# STORED RECORDS start

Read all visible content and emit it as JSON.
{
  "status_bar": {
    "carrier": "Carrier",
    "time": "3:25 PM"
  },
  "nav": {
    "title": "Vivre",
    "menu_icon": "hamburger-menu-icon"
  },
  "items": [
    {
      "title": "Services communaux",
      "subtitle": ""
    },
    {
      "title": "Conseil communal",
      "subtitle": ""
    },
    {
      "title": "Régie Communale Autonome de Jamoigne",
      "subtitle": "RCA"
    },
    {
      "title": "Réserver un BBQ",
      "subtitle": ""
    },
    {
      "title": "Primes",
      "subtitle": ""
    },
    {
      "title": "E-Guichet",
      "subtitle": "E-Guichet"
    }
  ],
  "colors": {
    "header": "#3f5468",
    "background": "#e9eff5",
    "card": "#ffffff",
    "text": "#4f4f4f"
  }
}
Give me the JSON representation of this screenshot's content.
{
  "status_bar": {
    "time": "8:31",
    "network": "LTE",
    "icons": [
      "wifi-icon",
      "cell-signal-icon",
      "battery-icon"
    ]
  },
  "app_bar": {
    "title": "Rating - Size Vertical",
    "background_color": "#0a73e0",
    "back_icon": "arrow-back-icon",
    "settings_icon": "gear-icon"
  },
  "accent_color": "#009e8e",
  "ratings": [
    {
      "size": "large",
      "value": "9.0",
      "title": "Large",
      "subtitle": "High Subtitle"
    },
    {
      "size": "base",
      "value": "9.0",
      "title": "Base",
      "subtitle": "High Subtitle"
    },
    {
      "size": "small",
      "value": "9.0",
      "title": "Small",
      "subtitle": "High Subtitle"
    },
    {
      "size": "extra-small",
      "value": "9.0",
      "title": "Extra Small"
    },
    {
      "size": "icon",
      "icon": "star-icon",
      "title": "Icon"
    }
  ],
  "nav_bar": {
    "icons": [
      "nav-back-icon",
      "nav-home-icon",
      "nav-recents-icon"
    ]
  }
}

# STORED RECORDS end

■ **EXERCISE**:
Write the material out again word for word.

■ **CORRECT ANSWER**:
Read all visible content and emit it as JSON.
{
  "status_bar": {
    "carrier": "Carrier",
    "time": "3:25 PM"
  },
  "nav": {
    "title": "Vivre",
    "menu_icon": "hamburger-menu-icon"
  },
  "items": [
    {
      "title": "Services communaux",
      "subtitle": ""
    },
    {
      "title": "Conseil communal",
      "subtitle": ""
    },
    {
      "title": "Régie Communale Autonome de Jamoigne",
      "subtitle": "RCA"
    },
    {
      "title": "Réserver un BBQ",
      "subtitle": ""
    },
    {
      "title": "Primes",
      "subtitle": ""
    },
    {
      "title": "E-Guichet",
      "subtitle": "E-Guichet"
    }
  ],
  "colors": {
    "header": "#3f5468",
    "background": "#e9eff5",
    "card": "#ffffff",
    "text": "#4f4f4f"
  }
}
Give me the JSON representation of this screenshot's content.
{
  "status_bar": {
    "time": "8:31",
    "network": "LTE",
    "icons": [
      "wifi-icon",
      "cell-signal-icon",
      "battery-icon"
    ]
  },
  "app_bar": {
    "title": "Rating - Size Vertical",
    "background_color": "#0a73e0",
    "back_icon": "arrow-back-icon",
    "settings_icon": "gear-icon"
  },
  "accent_color": "#009e8e",
  "ratings": [
    {
      "size": "large",
      "value": "9.0",
      "title": "Large",
      "subtitle": "High Subtitle"
    },
    {
      "size": "base",
      "value": "9.0",
      "title": "Base",
      "subtitle": "High Subtitle"
    },
    {
      "size": "small",
      "value": "9.0",
      "title": "Small",
      "subtitle": "High Subtitle"
    },
    {
      "size": "extra-small",
      "value": "9.0",
      "title": "Extra Small"
    },
    {
      "size": "icon",
      "icon": "star-icon",
      "title": "Icon"
    }
  ],
  "nav_bar": {
    "icons": [
      "nav-back-icon",
      "nav-home-icon",
      "nav-recents-icon"
    ]
  }
}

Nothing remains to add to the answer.